Görev ▸
Aşağıdaki, CHP Genel Merkezinin işgaliyle ilgili yazıda "İşgal edecek ve" ile başlayıp "bir karşıdevrim operasyondur." ile biten bölümü hiç değiştirmeden geri verin.

Okunacak metin ▸
%%

SOROS,TESEV, OCCPYCHP
12 Nisan 2014 Günü Sosyal Medyada “occupyCHP” adıyla örgütlenen bir gurup gencin CHP Genel Merkezini işgal ettiği haberleri medyada yer aldı.
Haber ayrıntılarını okudukça bu eylemde bir gariplik seziliyordu. Çünkü işgal eylemini yapacak olanlar 1 Nisan 2014 ten başlayarak sosyal medyadan “Cumhuriyet Halk Partisi’ni biz kendi diliyle, mizahıyla, kendi yeni siyasi anlayışıyla işgal etmeye geliyoruz” diyerek yaygara yaparken, işgal edilecek olan CHP Genel Merkezi ise; “İşgalinizi dört gözle bekliyoruz, dükkân sizin gençler” diyerek, işgal eyleminden “mutluluk” duyacaklarını açıkladılar.
İşgal edecek ve edilecek olanların bu söylemleri, işin içinde bir “cinlik” olduğunu yeterince açıklıyordu. Siyasal tarihte işgal edilecek olanın işgalciye kucak açtığı her eylem karşı devrime hizmet eder. Bu nedenle “occupyCHP” eylemi CHP içinde gerçekleştirilen ince ince hazırlanmış bir karşıdevrim eylemidir saptaması doğru ve yerinde olacaktır.
“OccupyCHP” eylemi; 11 Kasım 1938’den bu yana emperyalist batı odaklı “yeniden yapılanma”, “değişim” operasyonlarıyla Kemalizm’le olan bağları iyice zayıflatılmış olan Atatürk’ün partisi CHP’nin geçmişinden tümden koparmayı amaçlayan bir karşıdevrim operasyondur.
Bunu nereden mi anlıyoruz?

%%

Alıntılanan kayıtlar ▸

%%

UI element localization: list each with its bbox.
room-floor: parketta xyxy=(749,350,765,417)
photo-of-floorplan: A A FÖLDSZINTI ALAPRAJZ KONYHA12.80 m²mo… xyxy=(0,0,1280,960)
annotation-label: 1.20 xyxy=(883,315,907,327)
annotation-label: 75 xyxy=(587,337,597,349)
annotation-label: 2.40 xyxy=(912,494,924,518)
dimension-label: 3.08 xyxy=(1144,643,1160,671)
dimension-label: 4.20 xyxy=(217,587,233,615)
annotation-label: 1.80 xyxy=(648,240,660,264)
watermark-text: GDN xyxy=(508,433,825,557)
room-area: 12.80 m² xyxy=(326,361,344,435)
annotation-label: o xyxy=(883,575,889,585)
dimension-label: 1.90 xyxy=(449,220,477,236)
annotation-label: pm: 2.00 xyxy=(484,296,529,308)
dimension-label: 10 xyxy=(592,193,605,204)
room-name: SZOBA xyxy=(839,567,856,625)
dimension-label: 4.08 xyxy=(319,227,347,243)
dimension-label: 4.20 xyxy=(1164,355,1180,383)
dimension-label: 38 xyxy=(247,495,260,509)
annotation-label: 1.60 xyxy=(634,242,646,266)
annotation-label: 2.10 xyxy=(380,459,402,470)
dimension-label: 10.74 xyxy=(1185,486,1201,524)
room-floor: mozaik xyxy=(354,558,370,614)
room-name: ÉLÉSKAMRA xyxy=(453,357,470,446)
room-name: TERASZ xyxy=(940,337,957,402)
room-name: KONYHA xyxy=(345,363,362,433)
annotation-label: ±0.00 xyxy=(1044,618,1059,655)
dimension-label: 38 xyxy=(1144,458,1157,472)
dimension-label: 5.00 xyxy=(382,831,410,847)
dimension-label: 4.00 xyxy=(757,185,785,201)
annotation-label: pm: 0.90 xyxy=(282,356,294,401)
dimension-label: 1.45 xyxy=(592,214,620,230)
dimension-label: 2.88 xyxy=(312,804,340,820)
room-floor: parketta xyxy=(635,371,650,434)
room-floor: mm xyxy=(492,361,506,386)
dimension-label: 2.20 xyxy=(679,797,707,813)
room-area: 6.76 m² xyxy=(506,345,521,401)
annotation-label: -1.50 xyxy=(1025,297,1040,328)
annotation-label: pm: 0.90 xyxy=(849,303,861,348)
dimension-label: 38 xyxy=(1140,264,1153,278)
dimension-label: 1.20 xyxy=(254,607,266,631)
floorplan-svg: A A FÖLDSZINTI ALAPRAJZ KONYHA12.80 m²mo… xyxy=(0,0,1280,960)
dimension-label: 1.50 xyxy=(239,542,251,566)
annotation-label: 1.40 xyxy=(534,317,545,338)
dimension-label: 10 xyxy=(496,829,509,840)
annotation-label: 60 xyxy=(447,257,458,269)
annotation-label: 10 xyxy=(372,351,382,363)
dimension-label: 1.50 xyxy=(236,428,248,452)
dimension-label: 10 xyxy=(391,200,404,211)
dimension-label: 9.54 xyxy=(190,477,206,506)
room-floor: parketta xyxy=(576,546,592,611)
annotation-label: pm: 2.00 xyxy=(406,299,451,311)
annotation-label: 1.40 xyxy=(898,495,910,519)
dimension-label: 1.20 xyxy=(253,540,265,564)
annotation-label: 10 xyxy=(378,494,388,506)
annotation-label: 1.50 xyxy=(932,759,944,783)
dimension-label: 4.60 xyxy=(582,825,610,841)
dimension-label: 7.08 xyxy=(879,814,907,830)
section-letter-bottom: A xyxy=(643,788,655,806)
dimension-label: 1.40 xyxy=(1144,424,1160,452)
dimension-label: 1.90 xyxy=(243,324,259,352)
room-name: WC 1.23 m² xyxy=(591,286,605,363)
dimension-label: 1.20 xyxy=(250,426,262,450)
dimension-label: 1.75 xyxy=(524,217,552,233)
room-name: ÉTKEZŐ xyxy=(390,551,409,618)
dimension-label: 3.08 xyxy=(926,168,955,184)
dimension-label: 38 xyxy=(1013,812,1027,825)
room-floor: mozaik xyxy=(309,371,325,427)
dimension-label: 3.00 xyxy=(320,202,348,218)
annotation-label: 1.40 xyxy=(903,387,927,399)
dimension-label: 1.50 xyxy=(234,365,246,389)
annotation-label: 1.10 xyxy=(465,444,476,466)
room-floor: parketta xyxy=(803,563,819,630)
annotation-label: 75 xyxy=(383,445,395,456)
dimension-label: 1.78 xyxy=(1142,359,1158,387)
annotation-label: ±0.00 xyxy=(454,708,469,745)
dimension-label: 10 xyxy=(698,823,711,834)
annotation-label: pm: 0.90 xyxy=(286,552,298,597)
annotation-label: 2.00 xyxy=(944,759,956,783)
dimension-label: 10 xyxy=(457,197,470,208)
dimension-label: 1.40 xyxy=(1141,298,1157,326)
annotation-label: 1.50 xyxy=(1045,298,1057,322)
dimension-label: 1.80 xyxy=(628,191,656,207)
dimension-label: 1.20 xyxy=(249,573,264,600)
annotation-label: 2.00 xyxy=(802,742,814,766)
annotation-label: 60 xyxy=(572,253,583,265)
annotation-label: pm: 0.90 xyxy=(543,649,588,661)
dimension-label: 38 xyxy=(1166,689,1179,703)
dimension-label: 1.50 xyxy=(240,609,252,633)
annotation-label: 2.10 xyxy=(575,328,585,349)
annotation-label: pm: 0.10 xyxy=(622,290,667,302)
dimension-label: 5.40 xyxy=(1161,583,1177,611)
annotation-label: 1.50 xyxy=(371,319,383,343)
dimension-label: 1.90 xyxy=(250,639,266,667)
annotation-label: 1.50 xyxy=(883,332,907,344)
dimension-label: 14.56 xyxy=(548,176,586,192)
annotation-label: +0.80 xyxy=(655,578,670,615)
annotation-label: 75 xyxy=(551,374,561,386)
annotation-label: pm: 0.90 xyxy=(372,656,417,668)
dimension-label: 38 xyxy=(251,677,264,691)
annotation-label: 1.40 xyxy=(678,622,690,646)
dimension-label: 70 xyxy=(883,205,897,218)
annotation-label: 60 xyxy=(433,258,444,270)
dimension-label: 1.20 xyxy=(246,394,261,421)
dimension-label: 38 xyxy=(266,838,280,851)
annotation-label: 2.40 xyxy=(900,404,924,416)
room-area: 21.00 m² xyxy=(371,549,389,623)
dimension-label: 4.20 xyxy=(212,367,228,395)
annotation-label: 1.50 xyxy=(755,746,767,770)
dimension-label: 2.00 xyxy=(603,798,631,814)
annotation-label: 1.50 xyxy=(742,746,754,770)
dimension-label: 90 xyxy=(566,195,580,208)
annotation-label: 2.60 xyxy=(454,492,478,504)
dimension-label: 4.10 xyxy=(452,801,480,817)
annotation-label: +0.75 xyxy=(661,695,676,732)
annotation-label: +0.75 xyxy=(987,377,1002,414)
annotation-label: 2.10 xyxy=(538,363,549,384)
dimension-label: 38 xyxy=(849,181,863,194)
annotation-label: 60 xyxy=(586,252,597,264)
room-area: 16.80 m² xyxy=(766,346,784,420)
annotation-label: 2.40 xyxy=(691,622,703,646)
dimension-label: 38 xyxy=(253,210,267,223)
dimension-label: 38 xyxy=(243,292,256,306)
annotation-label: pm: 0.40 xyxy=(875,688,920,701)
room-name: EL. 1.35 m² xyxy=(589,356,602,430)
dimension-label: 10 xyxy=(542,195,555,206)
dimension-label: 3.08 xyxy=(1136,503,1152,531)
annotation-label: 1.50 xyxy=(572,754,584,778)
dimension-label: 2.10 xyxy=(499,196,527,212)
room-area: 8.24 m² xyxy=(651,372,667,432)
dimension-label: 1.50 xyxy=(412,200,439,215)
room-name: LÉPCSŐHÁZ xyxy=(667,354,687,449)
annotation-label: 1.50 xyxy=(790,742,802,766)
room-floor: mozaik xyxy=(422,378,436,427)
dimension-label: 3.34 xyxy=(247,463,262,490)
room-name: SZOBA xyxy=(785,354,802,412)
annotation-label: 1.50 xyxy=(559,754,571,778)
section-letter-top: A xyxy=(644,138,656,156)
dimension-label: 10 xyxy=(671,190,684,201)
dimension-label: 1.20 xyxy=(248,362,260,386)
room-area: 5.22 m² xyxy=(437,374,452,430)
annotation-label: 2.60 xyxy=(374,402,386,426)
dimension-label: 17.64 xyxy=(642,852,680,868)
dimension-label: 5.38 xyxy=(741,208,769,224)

%%

Eksiksiz yanıt ▸
İşgal edecek ve edilecek olanların bu söylemleri, işin içinde bir “cinlik” olduğunu yeterince açıklıyordu. Siyasal tarihte işgal edilecek olanın işgalciye kucak açtığı her eylem karşı devrime hizmet eder. Bu nedenle “occupyCHP” eylemi CHP içinde gerçekleştirilen ince ince hazırlanmış bir karşıdevrim eylemidir saptaması doğru ve yerinde olacaktır.
“OccupyCHP” eylemi; 11 Kasım 1938’den bu yana emperyalist batı odaklı “yeniden yapılanma”, “değişim” operasyonlarıyla Kemalizm’le olan bağları iyice zayıflatılmış olan Atatürk’ün partisi CHP’nin geçmişinden tümden koparmayı amaçlayan bir karşıdevrim operasyondur.